[Dataset listings of figures]
-=-=-
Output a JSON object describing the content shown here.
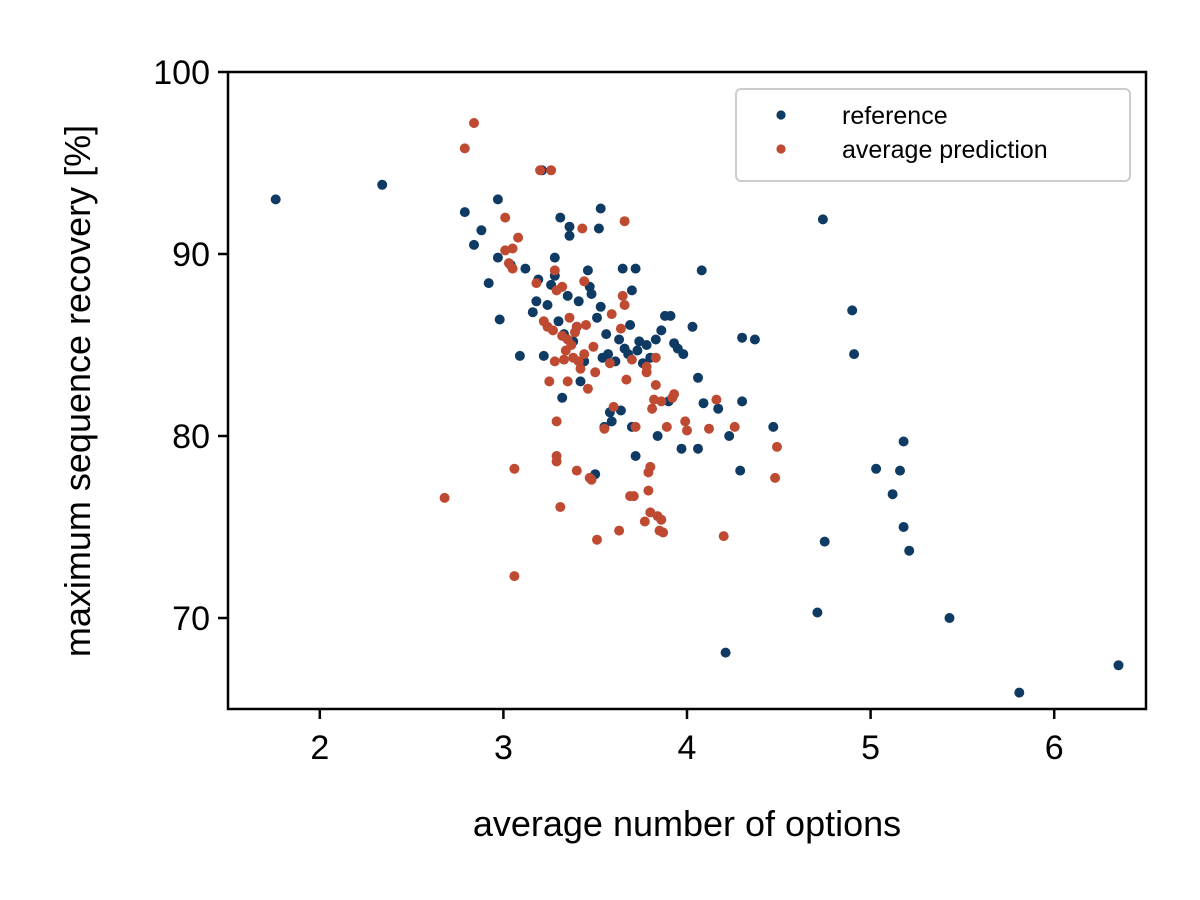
{
  "chart_data": {
    "type": "scatter",
    "xlabel": "average number of options",
    "ylabel": "maximum sequence recovery [%]",
    "xlim": [
      1.5,
      6.5
    ],
    "ylim": [
      65,
      100
    ],
    "xticks": [
      2,
      3,
      4,
      5,
      6
    ],
    "yticks": [
      70,
      80,
      90,
      100
    ],
    "grid": false,
    "legend_position": "top-right",
    "series": [
      {
        "name": "reference",
        "color": "#0e3a63",
        "points": [
          [
            1.76,
            93.0
          ],
          [
            2.34,
            93.8
          ],
          [
            2.79,
            92.3
          ],
          [
            2.84,
            90.5
          ],
          [
            2.88,
            91.3
          ],
          [
            2.92,
            88.4
          ],
          [
            2.97,
            93.0
          ],
          [
            2.97,
            89.8
          ],
          [
            2.98,
            86.4
          ],
          [
            3.04,
            89.4
          ],
          [
            3.09,
            84.4
          ],
          [
            3.12,
            89.2
          ],
          [
            3.16,
            86.8
          ],
          [
            3.18,
            87.4
          ],
          [
            3.19,
            88.6
          ],
          [
            3.21,
            94.6
          ],
          [
            3.22,
            84.4
          ],
          [
            3.24,
            87.2
          ],
          [
            3.26,
            88.3
          ],
          [
            3.28,
            89.8
          ],
          [
            3.28,
            88.8
          ],
          [
            3.3,
            86.3
          ],
          [
            3.31,
            92.0
          ],
          [
            3.32,
            82.1
          ],
          [
            3.33,
            85.6
          ],
          [
            3.35,
            87.7
          ],
          [
            3.36,
            91.5
          ],
          [
            3.36,
            91.0
          ],
          [
            3.38,
            85.2
          ],
          [
            3.4,
            86.0
          ],
          [
            3.41,
            87.4
          ],
          [
            3.42,
            83.0
          ],
          [
            3.44,
            84.1
          ],
          [
            3.46,
            89.1
          ],
          [
            3.47,
            88.2
          ],
          [
            3.48,
            87.8
          ],
          [
            3.5,
            77.9
          ],
          [
            3.51,
            86.5
          ],
          [
            3.52,
            91.4
          ],
          [
            3.53,
            92.5
          ],
          [
            3.53,
            87.1
          ],
          [
            3.54,
            84.3
          ],
          [
            3.55,
            80.5
          ],
          [
            3.56,
            85.6
          ],
          [
            3.57,
            84.5
          ],
          [
            3.58,
            81.3
          ],
          [
            3.59,
            80.8
          ],
          [
            3.61,
            84.1
          ],
          [
            3.63,
            85.3
          ],
          [
            3.64,
            81.4
          ],
          [
            3.65,
            89.2
          ],
          [
            3.66,
            84.8
          ],
          [
            3.68,
            84.5
          ],
          [
            3.69,
            86.1
          ],
          [
            3.7,
            88.0
          ],
          [
            3.7,
            80.5
          ],
          [
            3.72,
            89.2
          ],
          [
            3.72,
            78.9
          ],
          [
            3.73,
            84.7
          ],
          [
            3.74,
            85.2
          ],
          [
            3.76,
            84.0
          ],
          [
            3.78,
            85.0
          ],
          [
            3.8,
            84.3
          ],
          [
            3.83,
            85.3
          ],
          [
            3.84,
            80.0
          ],
          [
            3.86,
            85.8
          ],
          [
            3.88,
            86.6
          ],
          [
            3.9,
            81.9
          ],
          [
            3.91,
            86.6
          ],
          [
            3.93,
            85.1
          ],
          [
            3.95,
            84.8
          ],
          [
            3.97,
            79.3
          ],
          [
            3.98,
            84.5
          ],
          [
            4.03,
            86.0
          ],
          [
            4.06,
            83.2
          ],
          [
            4.06,
            79.3
          ],
          [
            4.08,
            89.1
          ],
          [
            4.09,
            81.8
          ],
          [
            4.17,
            81.5
          ],
          [
            4.23,
            80.0
          ],
          [
            4.29,
            78.1
          ],
          [
            4.3,
            85.4
          ],
          [
            4.3,
            81.9
          ],
          [
            4.37,
            85.3
          ],
          [
            4.47,
            80.5
          ],
          [
            4.71,
            70.3
          ],
          [
            4.74,
            91.9
          ],
          [
            4.75,
            74.2
          ],
          [
            4.9,
            86.9
          ],
          [
            4.91,
            84.5
          ],
          [
            5.03,
            78.2
          ],
          [
            5.12,
            76.8
          ],
          [
            5.16,
            78.1
          ],
          [
            5.18,
            75.0
          ],
          [
            5.18,
            79.7
          ],
          [
            5.21,
            73.7
          ],
          [
            5.43,
            70.0
          ],
          [
            5.81,
            65.9
          ],
          [
            6.35,
            67.4
          ],
          [
            4.21,
            68.1
          ]
        ]
      },
      {
        "name": "average prediction",
        "color": "#bf4a32",
        "points": [
          [
            2.68,
            76.6
          ],
          [
            2.79,
            95.8
          ],
          [
            2.84,
            97.2
          ],
          [
            3.01,
            92.0
          ],
          [
            3.01,
            90.2
          ],
          [
            3.03,
            89.5
          ],
          [
            3.05,
            90.3
          ],
          [
            3.05,
            89.2
          ],
          [
            3.06,
            78.2
          ],
          [
            3.06,
            72.3
          ],
          [
            3.08,
            90.9
          ],
          [
            3.18,
            88.4
          ],
          [
            3.2,
            94.6
          ],
          [
            3.22,
            86.3
          ],
          [
            3.24,
            86.0
          ],
          [
            3.25,
            83.0
          ],
          [
            3.26,
            94.6
          ],
          [
            3.27,
            85.8
          ],
          [
            3.28,
            84.1
          ],
          [
            3.28,
            89.1
          ],
          [
            3.29,
            88.0
          ],
          [
            3.29,
            80.8
          ],
          [
            3.29,
            78.9
          ],
          [
            3.29,
            78.6
          ],
          [
            3.31,
            76.1
          ],
          [
            3.32,
            88.2
          ],
          [
            3.32,
            85.5
          ],
          [
            3.33,
            84.2
          ],
          [
            3.34,
            84.7
          ],
          [
            3.35,
            85.3
          ],
          [
            3.35,
            83.0
          ],
          [
            3.36,
            86.5
          ],
          [
            3.37,
            85.0
          ],
          [
            3.38,
            84.3
          ],
          [
            3.39,
            85.7
          ],
          [
            3.4,
            86.0
          ],
          [
            3.4,
            78.1
          ],
          [
            3.41,
            84.1
          ],
          [
            3.42,
            83.7
          ],
          [
            3.43,
            91.4
          ],
          [
            3.44,
            88.5
          ],
          [
            3.44,
            84.5
          ],
          [
            3.45,
            86.1
          ],
          [
            3.46,
            82.6
          ],
          [
            3.47,
            77.7
          ],
          [
            3.48,
            77.6
          ],
          [
            3.49,
            84.9
          ],
          [
            3.5,
            83.5
          ],
          [
            3.51,
            74.3
          ],
          [
            3.55,
            80.4
          ],
          [
            3.58,
            84.0
          ],
          [
            3.59,
            86.7
          ],
          [
            3.6,
            81.6
          ],
          [
            3.63,
            74.8
          ],
          [
            3.64,
            85.9
          ],
          [
            3.65,
            87.7
          ],
          [
            3.66,
            91.8
          ],
          [
            3.66,
            87.2
          ],
          [
            3.67,
            83.1
          ],
          [
            3.69,
            76.7
          ],
          [
            3.7,
            84.2
          ],
          [
            3.71,
            76.7
          ],
          [
            3.72,
            80.5
          ],
          [
            3.77,
            75.3
          ],
          [
            3.78,
            83.5
          ],
          [
            3.78,
            83.8
          ],
          [
            3.79,
            78.0
          ],
          [
            3.79,
            77.0
          ],
          [
            3.8,
            75.8
          ],
          [
            3.8,
            78.3
          ],
          [
            3.81,
            81.5
          ],
          [
            3.82,
            82.0
          ],
          [
            3.83,
            84.3
          ],
          [
            3.83,
            82.8
          ],
          [
            3.84,
            75.6
          ],
          [
            3.85,
            74.8
          ],
          [
            3.86,
            75.4
          ],
          [
            3.86,
            81.9
          ],
          [
            3.87,
            74.7
          ],
          [
            3.89,
            80.5
          ],
          [
            3.92,
            82.1
          ],
          [
            3.93,
            82.3
          ],
          [
            3.99,
            80.8
          ],
          [
            4.0,
            80.3
          ],
          [
            4.12,
            80.4
          ],
          [
            4.16,
            82.0
          ],
          [
            4.2,
            74.5
          ],
          [
            4.26,
            80.5
          ],
          [
            4.48,
            77.7
          ],
          [
            4.49,
            79.4
          ]
        ]
      }
    ]
  }
}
-=-=-
Given task: Select and copy every line of the material that holds the string "name".

Solution to this problem:
        "name": "reference",
        "name": "average prediction",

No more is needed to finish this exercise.